» DATASET EXCERPTS
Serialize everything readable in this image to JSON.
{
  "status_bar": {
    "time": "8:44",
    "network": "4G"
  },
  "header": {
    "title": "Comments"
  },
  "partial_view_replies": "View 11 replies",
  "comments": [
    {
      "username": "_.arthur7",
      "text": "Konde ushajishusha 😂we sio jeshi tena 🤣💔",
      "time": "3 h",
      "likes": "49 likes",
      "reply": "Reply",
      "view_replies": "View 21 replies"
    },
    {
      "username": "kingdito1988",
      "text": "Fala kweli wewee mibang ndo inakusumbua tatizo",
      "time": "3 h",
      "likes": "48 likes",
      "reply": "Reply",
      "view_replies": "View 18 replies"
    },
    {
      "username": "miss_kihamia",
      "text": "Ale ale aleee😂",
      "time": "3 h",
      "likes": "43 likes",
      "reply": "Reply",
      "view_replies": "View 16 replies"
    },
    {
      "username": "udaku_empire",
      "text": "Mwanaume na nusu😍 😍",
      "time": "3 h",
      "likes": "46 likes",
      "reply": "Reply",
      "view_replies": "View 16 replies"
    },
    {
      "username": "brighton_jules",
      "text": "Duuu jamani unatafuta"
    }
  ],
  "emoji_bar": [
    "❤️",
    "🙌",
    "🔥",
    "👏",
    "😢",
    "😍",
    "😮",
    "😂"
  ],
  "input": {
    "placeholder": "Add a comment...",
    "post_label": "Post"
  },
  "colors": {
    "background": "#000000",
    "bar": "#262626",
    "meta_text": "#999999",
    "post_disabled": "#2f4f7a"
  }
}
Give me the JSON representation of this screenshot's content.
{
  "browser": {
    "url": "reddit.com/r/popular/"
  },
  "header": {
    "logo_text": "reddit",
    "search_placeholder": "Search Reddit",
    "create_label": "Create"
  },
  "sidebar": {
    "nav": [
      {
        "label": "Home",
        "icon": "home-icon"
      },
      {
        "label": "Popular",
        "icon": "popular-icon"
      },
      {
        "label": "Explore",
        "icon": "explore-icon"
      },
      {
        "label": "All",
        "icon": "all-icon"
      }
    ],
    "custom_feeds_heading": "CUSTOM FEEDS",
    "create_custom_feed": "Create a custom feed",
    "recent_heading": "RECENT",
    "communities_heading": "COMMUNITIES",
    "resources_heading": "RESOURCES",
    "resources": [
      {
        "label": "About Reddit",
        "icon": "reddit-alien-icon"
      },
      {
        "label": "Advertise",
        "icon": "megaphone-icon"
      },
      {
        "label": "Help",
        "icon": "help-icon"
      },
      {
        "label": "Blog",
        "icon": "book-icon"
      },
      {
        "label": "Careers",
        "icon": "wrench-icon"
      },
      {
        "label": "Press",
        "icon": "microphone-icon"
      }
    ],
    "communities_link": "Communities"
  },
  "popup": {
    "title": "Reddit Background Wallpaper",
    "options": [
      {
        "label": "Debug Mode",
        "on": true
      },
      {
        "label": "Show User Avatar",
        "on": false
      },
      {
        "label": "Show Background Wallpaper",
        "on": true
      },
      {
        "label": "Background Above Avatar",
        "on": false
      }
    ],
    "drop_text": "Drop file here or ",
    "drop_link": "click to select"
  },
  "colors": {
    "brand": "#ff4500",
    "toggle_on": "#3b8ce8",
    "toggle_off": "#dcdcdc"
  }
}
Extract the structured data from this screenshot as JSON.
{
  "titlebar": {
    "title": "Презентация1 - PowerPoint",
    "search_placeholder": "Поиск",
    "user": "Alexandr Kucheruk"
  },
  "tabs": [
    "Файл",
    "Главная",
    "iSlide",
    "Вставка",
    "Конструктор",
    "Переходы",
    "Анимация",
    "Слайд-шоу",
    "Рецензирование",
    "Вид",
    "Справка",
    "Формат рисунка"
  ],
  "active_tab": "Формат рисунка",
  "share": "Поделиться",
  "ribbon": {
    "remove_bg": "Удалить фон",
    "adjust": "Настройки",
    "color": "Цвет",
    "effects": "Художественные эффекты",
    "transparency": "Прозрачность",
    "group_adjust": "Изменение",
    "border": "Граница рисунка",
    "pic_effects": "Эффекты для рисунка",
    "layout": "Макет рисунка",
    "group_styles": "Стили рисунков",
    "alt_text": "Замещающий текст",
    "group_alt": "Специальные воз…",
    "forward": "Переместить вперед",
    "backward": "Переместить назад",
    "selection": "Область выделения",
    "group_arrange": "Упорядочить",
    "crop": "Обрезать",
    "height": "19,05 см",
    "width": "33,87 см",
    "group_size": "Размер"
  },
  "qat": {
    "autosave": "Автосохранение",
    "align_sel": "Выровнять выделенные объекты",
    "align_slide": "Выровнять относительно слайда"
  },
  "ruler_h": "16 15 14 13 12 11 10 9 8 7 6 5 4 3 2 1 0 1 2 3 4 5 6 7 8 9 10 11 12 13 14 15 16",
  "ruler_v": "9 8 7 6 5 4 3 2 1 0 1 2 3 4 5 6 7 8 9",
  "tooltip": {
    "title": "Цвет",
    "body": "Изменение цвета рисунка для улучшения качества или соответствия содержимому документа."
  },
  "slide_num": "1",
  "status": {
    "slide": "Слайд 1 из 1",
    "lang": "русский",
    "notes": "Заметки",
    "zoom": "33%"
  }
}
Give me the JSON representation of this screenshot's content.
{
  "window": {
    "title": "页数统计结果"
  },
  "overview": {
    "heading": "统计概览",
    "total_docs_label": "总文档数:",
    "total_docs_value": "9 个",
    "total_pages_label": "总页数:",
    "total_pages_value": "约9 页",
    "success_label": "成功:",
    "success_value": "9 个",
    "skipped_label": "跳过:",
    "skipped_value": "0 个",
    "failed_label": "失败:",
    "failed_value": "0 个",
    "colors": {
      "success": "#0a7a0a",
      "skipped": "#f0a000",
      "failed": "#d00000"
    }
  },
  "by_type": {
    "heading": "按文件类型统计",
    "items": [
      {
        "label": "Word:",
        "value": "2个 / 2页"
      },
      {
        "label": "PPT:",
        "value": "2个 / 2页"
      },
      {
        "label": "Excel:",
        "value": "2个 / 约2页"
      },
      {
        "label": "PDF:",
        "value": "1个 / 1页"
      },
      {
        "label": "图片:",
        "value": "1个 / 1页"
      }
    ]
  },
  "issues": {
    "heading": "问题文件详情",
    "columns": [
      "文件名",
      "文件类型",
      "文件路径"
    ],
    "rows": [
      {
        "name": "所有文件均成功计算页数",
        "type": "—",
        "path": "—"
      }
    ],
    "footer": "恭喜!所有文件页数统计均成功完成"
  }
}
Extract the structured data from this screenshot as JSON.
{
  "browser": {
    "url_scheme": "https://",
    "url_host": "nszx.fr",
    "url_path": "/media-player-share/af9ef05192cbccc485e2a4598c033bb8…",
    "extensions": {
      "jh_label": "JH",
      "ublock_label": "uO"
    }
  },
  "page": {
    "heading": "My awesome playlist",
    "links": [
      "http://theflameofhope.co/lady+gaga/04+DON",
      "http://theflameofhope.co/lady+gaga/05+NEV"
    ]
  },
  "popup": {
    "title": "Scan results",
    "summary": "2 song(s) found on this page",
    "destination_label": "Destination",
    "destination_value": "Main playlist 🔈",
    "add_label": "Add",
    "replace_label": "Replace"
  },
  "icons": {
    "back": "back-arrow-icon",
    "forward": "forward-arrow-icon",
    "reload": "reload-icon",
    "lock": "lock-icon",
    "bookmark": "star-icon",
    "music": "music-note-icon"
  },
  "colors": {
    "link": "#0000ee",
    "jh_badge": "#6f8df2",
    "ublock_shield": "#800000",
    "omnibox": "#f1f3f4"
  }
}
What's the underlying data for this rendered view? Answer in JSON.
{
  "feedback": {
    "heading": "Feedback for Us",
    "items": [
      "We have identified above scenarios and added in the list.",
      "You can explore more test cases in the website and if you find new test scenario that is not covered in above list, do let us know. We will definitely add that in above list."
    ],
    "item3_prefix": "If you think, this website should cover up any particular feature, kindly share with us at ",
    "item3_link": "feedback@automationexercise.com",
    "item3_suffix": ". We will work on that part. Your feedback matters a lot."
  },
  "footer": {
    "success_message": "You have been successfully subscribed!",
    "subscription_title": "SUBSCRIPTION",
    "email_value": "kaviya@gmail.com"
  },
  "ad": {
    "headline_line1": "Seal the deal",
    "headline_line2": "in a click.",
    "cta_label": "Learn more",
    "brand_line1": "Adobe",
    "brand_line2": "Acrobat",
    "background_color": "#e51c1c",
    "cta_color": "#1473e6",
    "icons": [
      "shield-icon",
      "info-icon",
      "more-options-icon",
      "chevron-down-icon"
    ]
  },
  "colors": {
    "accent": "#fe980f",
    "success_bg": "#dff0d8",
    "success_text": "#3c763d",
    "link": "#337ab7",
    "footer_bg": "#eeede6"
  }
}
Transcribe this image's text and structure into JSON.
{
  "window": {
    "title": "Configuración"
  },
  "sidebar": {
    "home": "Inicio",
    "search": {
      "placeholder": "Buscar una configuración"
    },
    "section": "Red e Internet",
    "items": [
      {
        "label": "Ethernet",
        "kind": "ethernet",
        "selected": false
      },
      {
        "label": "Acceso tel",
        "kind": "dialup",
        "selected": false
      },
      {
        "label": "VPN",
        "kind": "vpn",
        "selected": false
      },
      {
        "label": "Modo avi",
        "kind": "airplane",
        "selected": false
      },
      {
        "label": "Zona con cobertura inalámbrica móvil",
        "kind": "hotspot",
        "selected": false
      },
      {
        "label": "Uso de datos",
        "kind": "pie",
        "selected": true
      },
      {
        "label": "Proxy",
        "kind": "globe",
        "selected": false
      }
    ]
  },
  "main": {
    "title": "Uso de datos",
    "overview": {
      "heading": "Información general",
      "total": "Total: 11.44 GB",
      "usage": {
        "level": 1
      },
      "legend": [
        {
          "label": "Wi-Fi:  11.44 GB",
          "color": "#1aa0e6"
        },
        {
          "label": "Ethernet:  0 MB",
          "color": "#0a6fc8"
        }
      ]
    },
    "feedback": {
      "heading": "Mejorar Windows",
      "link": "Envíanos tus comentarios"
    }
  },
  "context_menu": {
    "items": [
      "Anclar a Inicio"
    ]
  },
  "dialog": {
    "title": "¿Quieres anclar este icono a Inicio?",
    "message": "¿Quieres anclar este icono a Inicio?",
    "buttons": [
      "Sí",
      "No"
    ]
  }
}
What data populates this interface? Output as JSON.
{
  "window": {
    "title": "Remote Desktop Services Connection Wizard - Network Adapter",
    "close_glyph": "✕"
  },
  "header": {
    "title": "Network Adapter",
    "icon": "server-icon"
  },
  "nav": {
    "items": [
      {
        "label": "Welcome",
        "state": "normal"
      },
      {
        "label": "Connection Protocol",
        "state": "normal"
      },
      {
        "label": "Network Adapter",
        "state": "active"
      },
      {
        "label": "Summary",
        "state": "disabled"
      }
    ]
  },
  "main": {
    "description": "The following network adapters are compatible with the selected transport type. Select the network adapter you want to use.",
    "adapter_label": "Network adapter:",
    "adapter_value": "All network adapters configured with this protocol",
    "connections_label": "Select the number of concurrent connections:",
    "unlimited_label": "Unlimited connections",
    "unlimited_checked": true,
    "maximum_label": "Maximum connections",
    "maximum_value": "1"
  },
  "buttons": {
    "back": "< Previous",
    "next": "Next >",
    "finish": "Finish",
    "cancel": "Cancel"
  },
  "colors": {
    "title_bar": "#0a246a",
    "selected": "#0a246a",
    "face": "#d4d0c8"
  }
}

» GOAL
Copy the lines from the entries above in which the word "adapters" appears.

» THE ANSWER
    "description": "The following network adapters are compatible with the selected transport type. Select the network adapter you want to use.",
    "adapter_value": "All network adapters configured with this protocol",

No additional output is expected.